Besides, we understand from the Company that the estimated year-on-year (“yoy”) growth rate of approximately 25% relating to the service fees payable by the Group relating to the SWSC Supporting Services under the Supplemental SWSC MOU is mainly attributable to (i) the expected increase in demand for the SWSC Supporting Services from the Group as a result of the expected business growth brought about by the stock market development; and (ii) the increase in costs due to inflation.
Having considered the above, we concur with the view of the Directors that the bases of determination of the relevant cap amounts relating to the SWSC Supporting Services are fair and reasonable so far as the Independent Shareholders are concerned.
SWHK Brokerage Transactions
As set out in the Letter from the Board, during the period from 20 June 2007 to 31 December 2007, being the effective period of the SWSC MOU in 2007, the aggregate brokerage fees received by the Group from SWSC under the SWSC MOU amounted to approximately HK$158,000, representing approximately 53% of the relevant cap amount.
26
LETTER FROM THE INDEPENDENT FINANCIAL ADVISER
As further noted from the Letter from the Board, the Directors understand that SWSC and its associates are developing their anticipated overseas investment operations, particularly in connection with the QDII programs, and the Group would be one of the designated brokers for SWSC and its associates to provide brokerage services.
Having considered the aforesaid, we concur with the view of the Directors that it is reasonable to expect that the relevant service fees charged by the Group relating to the SWHK Brokerage Transactions will increase as the service scope relating to the SWHK Brokerage Transactions will be expanded and thus the existing cap amounts relating to the SWHK Brokerage Transactions under the SWSC MOU may not be sufficient. Therefore it is reasonable and beneficial to the Company for it to revise the existing annual cap amounts relating to the SWHK Brokerage Transactions.
In assessing the reasonableness of the proposed revised cap amounts relating to the SWHK Brokerage Transactions, we have discussed with the management of the Company the bases and the underlying assumptions for the purpose of setting the proposed revised cap amounts, particularly the bases for setting the proposed revised cap amounts for the provision of brokerage services by the Group to SWSC and its associates as a result of the anticipated overseas investment operations of SWSC.

(Element-and-box listings)
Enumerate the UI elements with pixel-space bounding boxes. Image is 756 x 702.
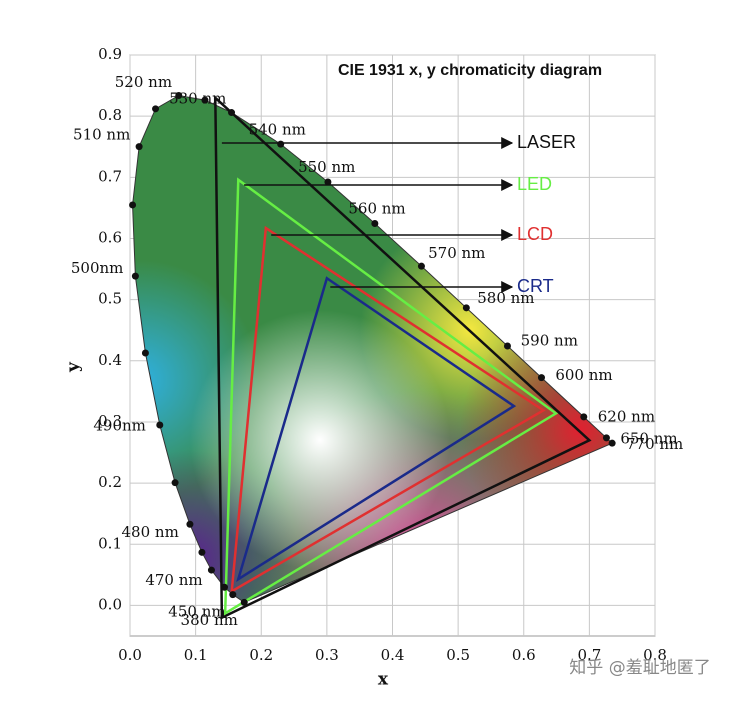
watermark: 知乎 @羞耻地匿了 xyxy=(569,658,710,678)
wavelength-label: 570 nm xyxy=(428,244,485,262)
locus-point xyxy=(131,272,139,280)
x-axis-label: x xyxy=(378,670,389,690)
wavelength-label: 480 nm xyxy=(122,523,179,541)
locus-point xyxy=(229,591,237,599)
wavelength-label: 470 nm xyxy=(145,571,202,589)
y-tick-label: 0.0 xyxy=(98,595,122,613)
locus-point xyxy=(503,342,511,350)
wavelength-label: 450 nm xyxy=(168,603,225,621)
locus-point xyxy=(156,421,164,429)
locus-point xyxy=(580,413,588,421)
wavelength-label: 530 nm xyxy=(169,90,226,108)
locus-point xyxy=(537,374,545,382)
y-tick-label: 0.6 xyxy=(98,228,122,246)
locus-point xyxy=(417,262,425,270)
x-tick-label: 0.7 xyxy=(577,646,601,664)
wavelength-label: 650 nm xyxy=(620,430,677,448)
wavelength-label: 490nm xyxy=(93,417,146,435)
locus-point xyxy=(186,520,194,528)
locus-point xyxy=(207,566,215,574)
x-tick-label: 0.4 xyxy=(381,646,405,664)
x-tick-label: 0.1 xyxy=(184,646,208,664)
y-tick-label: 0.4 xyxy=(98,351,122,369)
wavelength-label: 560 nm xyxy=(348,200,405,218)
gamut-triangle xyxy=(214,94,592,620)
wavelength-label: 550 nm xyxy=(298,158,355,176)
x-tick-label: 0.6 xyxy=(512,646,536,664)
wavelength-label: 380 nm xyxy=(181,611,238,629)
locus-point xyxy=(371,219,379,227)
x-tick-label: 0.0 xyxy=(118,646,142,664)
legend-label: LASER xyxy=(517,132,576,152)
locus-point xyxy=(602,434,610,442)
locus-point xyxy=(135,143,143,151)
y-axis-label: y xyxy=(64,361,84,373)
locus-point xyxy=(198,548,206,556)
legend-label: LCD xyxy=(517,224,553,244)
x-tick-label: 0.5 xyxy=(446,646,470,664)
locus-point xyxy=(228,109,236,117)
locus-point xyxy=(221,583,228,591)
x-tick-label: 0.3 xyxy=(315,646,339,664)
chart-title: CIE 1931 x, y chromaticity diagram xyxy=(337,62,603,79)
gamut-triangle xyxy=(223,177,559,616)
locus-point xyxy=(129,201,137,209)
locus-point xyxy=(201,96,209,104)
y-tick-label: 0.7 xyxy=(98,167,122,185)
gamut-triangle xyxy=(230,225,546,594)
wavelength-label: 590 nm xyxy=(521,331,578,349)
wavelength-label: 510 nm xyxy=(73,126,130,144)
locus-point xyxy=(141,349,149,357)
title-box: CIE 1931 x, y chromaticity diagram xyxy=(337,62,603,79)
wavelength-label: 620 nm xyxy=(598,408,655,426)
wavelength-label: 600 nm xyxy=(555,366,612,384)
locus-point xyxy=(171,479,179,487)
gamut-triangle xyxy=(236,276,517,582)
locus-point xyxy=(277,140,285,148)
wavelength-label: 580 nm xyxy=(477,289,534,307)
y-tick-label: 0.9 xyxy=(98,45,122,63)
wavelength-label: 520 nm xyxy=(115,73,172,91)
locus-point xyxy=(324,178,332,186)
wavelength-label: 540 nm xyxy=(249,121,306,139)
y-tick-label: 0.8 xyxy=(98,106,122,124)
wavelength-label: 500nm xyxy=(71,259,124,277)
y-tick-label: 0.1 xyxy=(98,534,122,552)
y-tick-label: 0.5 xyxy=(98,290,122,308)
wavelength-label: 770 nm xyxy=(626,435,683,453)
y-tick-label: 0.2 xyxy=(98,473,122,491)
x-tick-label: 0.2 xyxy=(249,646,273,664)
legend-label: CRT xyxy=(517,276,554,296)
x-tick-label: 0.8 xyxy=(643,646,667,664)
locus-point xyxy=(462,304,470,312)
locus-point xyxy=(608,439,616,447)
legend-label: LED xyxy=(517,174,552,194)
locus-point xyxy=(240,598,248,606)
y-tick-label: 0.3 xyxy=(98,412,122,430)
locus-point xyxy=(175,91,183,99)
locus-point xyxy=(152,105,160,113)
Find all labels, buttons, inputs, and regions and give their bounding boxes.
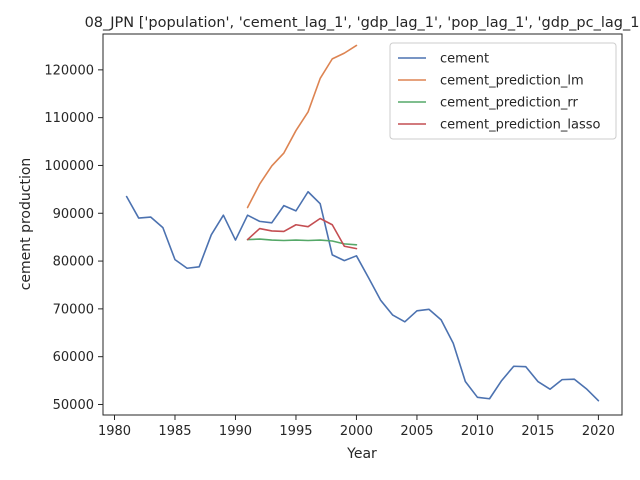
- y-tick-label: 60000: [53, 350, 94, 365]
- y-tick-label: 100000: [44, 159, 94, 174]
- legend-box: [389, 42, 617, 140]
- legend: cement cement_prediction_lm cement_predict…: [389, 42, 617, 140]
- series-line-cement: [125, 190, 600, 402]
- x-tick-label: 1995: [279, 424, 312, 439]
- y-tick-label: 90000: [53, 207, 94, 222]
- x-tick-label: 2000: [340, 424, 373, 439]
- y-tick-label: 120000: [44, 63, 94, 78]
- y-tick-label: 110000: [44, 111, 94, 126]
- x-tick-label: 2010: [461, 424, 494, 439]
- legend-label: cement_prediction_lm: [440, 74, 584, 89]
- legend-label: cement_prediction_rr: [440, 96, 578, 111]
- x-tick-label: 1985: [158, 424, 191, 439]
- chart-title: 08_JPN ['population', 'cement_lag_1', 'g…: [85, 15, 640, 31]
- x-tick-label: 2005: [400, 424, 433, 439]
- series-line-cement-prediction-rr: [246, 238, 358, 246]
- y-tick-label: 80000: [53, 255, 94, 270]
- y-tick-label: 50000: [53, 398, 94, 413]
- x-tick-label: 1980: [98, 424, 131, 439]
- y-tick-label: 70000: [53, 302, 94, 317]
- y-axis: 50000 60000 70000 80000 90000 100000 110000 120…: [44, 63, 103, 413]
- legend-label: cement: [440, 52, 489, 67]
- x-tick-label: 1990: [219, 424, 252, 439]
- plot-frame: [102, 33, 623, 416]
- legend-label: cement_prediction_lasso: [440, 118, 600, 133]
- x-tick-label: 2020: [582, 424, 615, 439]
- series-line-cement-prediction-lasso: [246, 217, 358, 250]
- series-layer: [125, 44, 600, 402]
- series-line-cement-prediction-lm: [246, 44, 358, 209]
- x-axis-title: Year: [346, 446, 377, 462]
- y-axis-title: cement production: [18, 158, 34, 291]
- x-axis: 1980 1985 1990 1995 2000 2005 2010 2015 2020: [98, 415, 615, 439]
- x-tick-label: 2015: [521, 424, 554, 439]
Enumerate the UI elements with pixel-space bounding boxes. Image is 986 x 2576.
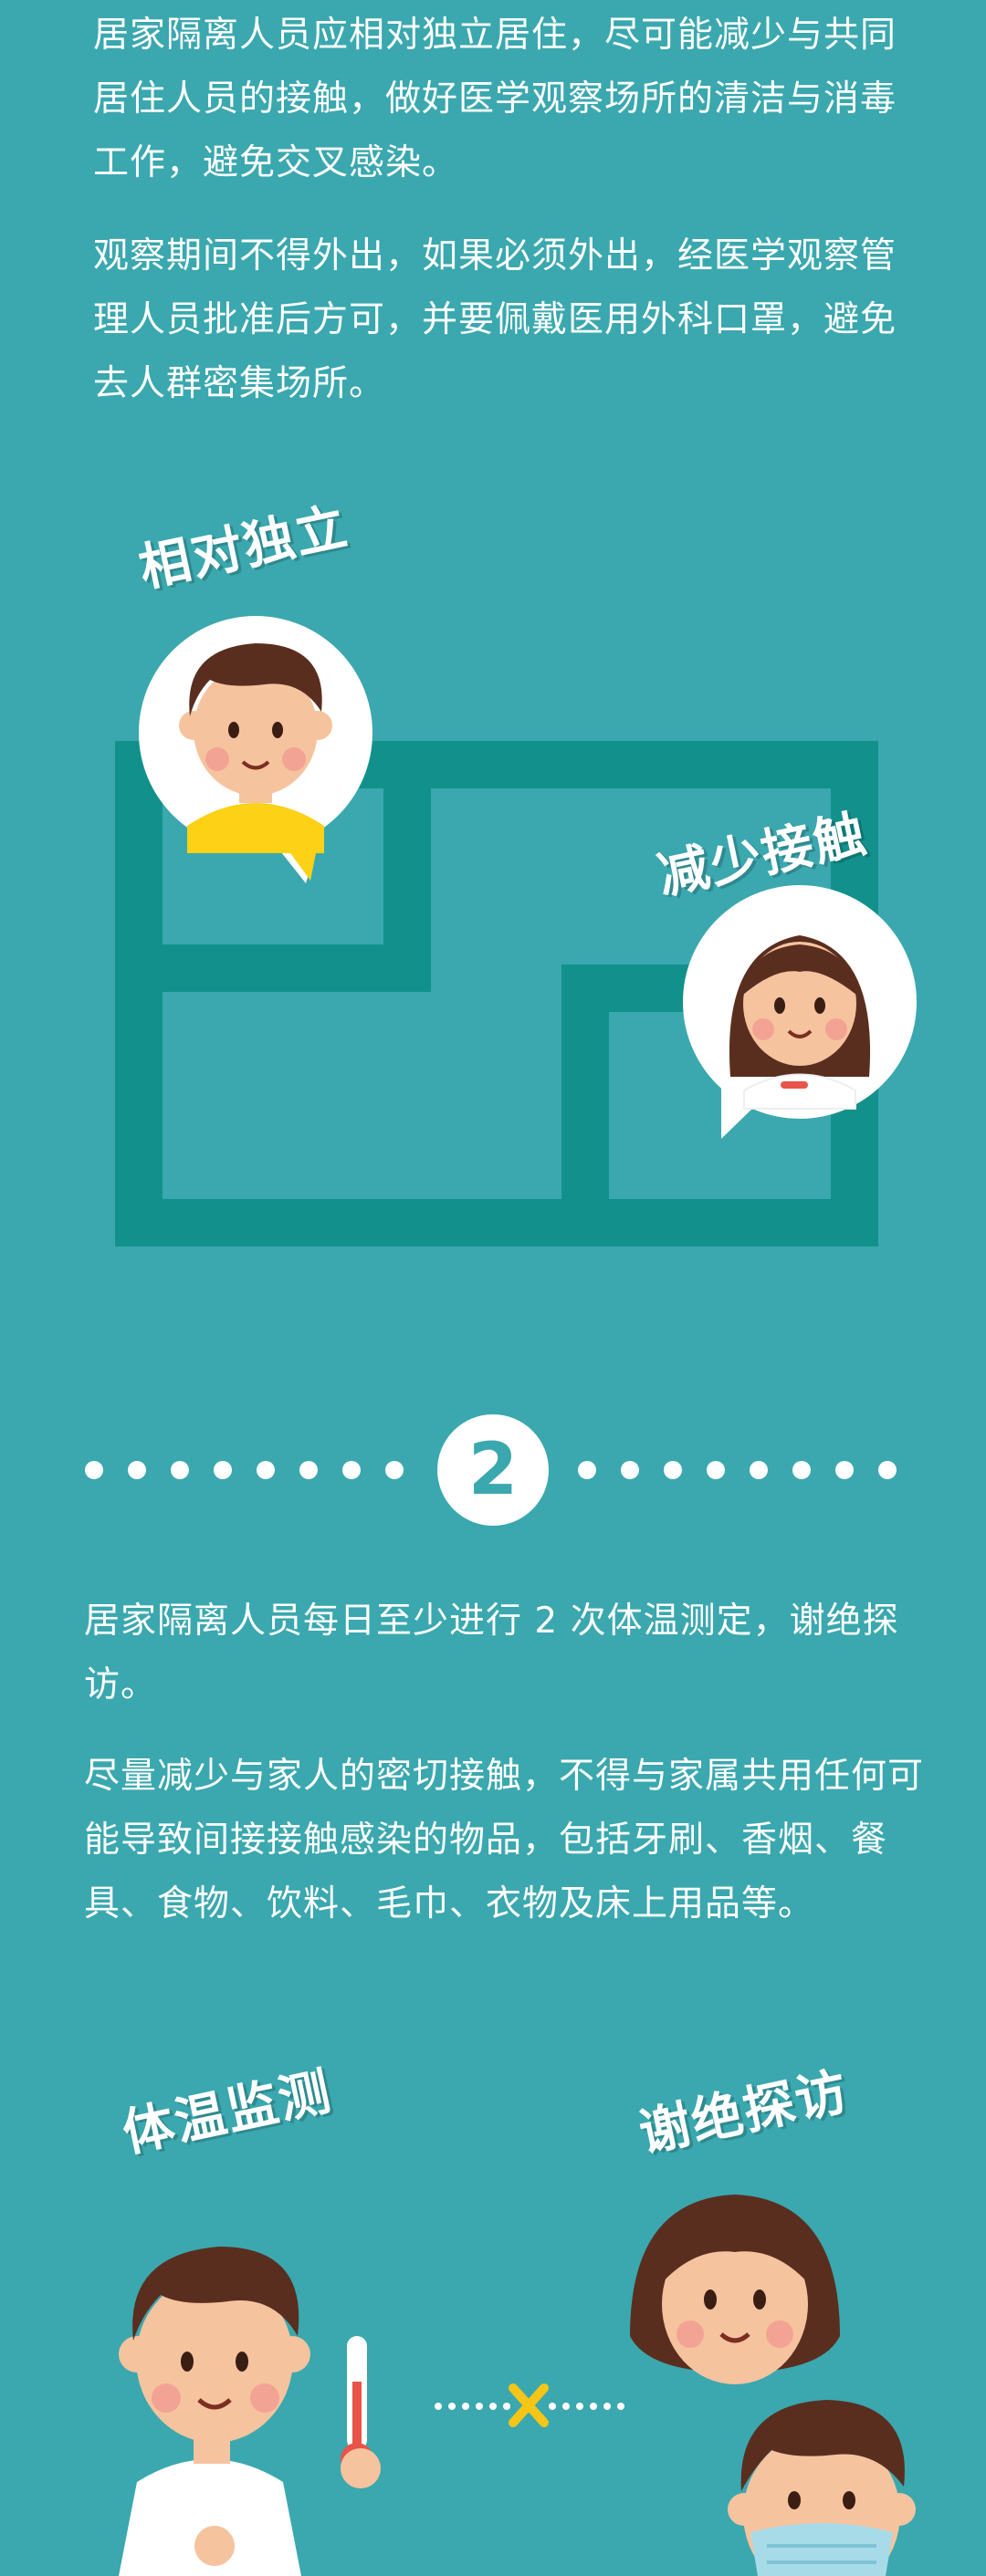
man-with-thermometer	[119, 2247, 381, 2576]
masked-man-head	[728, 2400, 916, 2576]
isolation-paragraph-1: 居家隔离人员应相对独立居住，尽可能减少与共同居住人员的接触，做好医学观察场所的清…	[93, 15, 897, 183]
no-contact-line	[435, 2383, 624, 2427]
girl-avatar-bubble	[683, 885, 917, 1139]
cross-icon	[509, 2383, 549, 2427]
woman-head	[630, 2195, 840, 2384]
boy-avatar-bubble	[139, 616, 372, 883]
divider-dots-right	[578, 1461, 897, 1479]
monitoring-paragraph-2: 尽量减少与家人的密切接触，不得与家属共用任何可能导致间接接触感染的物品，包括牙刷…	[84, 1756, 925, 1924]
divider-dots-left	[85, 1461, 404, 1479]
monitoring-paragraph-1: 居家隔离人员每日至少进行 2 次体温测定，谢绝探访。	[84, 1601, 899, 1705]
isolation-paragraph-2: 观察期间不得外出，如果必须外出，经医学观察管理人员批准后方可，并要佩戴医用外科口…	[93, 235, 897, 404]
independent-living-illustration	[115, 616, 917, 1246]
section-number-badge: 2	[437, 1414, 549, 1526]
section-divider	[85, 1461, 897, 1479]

> [What you need to do]
1: From the financial adviser's letter, reproduce word for word the part that opens with the words containing "Having considered the above, we" and closes with "relevant cap amount.".
2: Select every line of the entries above that contains the string "monitoring", and copy those lines out.

> [Answers to the problems]
1:
Having considered the above, we concur with the view of the Directors that the bases of determination of the relevant cap amounts relating to the SWSC Supporting Services are fair and reasonable so far as the Independent Shareholders are concerned.
SWHK Brokerage Transactions
As set out in the Letter from the Board, during the period from 20 June 2007 to 31 December 2007, being the effective period of the SWSC MOU in 2007, the aggregate brokerage fees received by the Group from SWSC under the SWSC MOU amounted to approximately HK$158,000, representing approximately 53% of the relevant cap amount.

2:
monitoring-paragraph-2: 尽量减少与家人的密切接触，不得与家属共用任何可能导致间接接触感染的物品，包括牙刷…	[84, 1756, 925, 1924]
monitoring-paragraph-1: 居家隔离人员每日至少进行 2 次体温测定，谢绝探访。	[84, 1601, 899, 1705]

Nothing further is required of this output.